本文 =>

'''

この記事では、地方公務員の管理職になる場合、ならない場合の収入を年次別(年齢別)にご紹介します。
公務員を就職先に考えている方、若手公務員の方は将来受け取る収入をどのように確認していますか?特に管理職試験を受けようか迷っている方にとっては、正直、将来の収入は大きな判断基準になりますよね。
地方公務員給与実態調査によると、平成29年度の一般行政職の平均給与月額は402,147円(42.3歳)とのことですが、本当に知りたいのは「●歳の時点で自分がいくらもらえるのか」ってことじゃないでしょうか。元・公務員夫婦の私たちが就職する際はそういった情報はなく、平均給与からなんとなく自分の将来もらえる収入をイメージすることしかできませんでした。
その疑問を解決するために、この記事では、入庁してから退職するまでの38年分の収入を給料表にもとづき、管理職・非管理職と分けて試算しました!
なお、今回は東京都庁の給与基準をベースとしました。計算の根拠とした資料は、平成30年12月現在で東京都人事委員会HPで公表されている東京都職員給料表、昇格時号給対応表、給与メモ(平成30年4月1日現在)(PDFファイル)を参考としました。このような給与の内容がわかる資料を公表している自治体であれば、同じように試算することが可能です。
読者の皆さんの生涯設計、管理職になるかどうかの判断の参考にしていただければ幸いでございます♪
はじめに(公務員受験生・若手公務員のリアルな声)
これまで、公務員志望者や入庁年次の浅い若手公務員から以下のような声をよく聞きました。

'''

ページ要素の注釈 =>
'''

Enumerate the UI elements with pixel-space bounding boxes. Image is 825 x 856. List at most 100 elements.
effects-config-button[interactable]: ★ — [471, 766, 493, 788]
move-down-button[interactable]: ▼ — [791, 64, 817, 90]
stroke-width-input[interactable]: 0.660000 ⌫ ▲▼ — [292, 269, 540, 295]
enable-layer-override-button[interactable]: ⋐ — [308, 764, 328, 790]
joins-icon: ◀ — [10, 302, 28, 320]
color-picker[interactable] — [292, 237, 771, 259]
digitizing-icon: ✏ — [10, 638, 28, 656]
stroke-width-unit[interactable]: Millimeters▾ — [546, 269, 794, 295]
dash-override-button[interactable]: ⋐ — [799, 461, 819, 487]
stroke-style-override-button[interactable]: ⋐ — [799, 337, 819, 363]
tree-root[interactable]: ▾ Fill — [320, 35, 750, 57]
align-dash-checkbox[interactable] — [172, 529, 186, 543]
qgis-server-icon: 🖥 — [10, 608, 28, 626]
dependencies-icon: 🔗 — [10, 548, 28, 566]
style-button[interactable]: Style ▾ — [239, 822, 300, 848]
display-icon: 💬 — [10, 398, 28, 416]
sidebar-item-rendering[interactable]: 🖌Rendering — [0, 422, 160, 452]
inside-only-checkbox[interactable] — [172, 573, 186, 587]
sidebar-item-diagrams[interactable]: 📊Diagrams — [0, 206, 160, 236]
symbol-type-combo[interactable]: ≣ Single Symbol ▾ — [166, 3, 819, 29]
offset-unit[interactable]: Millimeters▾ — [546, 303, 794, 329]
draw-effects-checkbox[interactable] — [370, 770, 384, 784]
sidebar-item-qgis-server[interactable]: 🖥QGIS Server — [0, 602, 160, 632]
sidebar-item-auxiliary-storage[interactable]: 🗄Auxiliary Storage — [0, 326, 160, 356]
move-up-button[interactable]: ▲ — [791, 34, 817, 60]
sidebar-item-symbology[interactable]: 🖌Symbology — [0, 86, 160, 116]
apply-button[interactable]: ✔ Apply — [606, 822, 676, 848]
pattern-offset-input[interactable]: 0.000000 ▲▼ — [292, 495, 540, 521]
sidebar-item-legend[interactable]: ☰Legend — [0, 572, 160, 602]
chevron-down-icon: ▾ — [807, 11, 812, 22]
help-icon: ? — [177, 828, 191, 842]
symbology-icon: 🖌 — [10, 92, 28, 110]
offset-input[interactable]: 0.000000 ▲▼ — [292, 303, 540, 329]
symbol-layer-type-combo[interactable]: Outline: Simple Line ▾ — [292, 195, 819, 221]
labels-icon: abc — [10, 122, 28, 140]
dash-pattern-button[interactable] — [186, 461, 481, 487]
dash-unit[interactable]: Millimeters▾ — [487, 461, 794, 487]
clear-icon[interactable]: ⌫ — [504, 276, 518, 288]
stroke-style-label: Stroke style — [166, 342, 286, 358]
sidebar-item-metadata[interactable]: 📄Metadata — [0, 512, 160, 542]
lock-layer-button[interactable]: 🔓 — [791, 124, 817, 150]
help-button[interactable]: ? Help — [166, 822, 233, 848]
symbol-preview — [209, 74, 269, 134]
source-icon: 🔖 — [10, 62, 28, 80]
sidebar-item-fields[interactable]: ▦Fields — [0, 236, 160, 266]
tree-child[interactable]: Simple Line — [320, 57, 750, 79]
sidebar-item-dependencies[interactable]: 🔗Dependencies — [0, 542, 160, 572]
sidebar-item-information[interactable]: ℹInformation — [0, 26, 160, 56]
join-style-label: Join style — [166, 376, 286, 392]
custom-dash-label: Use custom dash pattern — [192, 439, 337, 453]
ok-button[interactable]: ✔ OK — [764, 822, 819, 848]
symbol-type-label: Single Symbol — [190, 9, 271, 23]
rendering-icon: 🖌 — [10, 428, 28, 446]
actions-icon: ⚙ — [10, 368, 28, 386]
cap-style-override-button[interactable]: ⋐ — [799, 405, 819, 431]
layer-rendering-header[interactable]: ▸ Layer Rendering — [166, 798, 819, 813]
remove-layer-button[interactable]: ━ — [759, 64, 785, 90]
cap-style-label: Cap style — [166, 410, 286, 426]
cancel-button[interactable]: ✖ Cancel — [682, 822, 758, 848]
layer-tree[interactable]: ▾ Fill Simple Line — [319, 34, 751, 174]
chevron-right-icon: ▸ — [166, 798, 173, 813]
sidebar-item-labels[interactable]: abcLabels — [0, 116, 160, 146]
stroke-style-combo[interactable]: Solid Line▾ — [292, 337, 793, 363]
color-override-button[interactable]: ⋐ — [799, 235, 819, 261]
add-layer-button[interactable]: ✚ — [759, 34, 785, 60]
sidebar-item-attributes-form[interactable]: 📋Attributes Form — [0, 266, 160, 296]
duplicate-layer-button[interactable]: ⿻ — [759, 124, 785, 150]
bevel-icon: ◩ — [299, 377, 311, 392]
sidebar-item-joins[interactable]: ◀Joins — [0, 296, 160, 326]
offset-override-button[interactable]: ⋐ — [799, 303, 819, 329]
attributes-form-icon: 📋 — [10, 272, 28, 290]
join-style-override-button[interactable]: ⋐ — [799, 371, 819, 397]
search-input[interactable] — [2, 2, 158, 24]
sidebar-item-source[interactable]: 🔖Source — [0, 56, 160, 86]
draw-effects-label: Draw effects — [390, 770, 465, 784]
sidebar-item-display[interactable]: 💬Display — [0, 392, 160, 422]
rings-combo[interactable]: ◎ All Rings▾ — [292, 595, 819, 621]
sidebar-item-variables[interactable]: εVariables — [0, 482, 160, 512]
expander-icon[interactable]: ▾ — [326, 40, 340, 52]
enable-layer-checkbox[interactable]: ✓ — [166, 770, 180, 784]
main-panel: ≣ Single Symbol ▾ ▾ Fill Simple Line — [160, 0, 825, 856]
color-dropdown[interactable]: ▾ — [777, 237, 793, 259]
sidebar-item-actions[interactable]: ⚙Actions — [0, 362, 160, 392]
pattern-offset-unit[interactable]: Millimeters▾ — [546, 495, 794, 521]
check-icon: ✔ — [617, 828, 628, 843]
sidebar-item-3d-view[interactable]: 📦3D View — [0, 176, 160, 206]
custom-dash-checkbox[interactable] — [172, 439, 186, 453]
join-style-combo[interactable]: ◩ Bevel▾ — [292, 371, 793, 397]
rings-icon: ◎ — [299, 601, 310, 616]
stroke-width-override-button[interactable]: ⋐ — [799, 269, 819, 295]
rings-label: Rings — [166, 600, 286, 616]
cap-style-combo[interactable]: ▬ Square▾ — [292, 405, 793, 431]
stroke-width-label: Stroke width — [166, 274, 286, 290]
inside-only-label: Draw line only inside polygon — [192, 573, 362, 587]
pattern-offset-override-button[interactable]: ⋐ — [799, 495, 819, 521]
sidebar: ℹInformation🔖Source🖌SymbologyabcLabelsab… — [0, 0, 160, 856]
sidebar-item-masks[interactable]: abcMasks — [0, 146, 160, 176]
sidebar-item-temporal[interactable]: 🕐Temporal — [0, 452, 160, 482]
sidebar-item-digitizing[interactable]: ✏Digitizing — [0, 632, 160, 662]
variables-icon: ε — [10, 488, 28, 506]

'''

課題一覧 =>
(a) 公務員の収入についての記事で、試算のベースにしたのはどこの給与基準ですか。
(b) 公務員の収入についての記事から、「公務員を就職先に考えている方」で始まり「のような声をよく聞きました。」までの部分をそのまま書き写してください。
記録は本文とは別の資料です。

各課題の解答 =>
(a) 東京都庁の給与基準です。

(b)
公務員を就職先に考えている方、若手公務員の方は将来受け取る収入をどのように確認していますか?特に管理職試験を受けようか迷っている方にとっては、正直、将来の収入は大きな判断基準になりますよね。
地方公務員給与実態調査によると、平成29年度の一般行政職の平均給与月額は402,147円(42.3歳)とのことですが、本当に知りたいのは「●歳の時点で自分がいくらもらえるのか」ってことじゃないでしょうか。元・公務員夫婦の私たちが就職する際はそういった情報はなく、平均給与からなんとなく自分の将来もらえる収入をイメージすることしかできませんでした。
その疑問を解決するために、この記事では、入庁してから退職するまでの38年分の収入を給料表にもとづき、管理職・非管理職と分けて試算しました!
なお、今回は東京都庁の給与基準をベースとしました。計算の根拠とした資料は、平成30年12月現在で東京都人事委員会HPで公表されている東京都職員給料表、昇格時号給対応表、給与メモ(平成30年4月1日現在)(PDFファイル)を参考としました。このような給与の内容がわかる資料を公表している自治体であれば、同じように試算することが可能です。
読者の皆さんの生涯設計、管理職になるかどうかの判断の参考にしていただければ幸いでございます♪
はじめに(公務員受験生・若手公務員のリアルな声)
これまで、公務員志望者や入庁年次の浅い若手公務員から以下のような声をよく聞きました。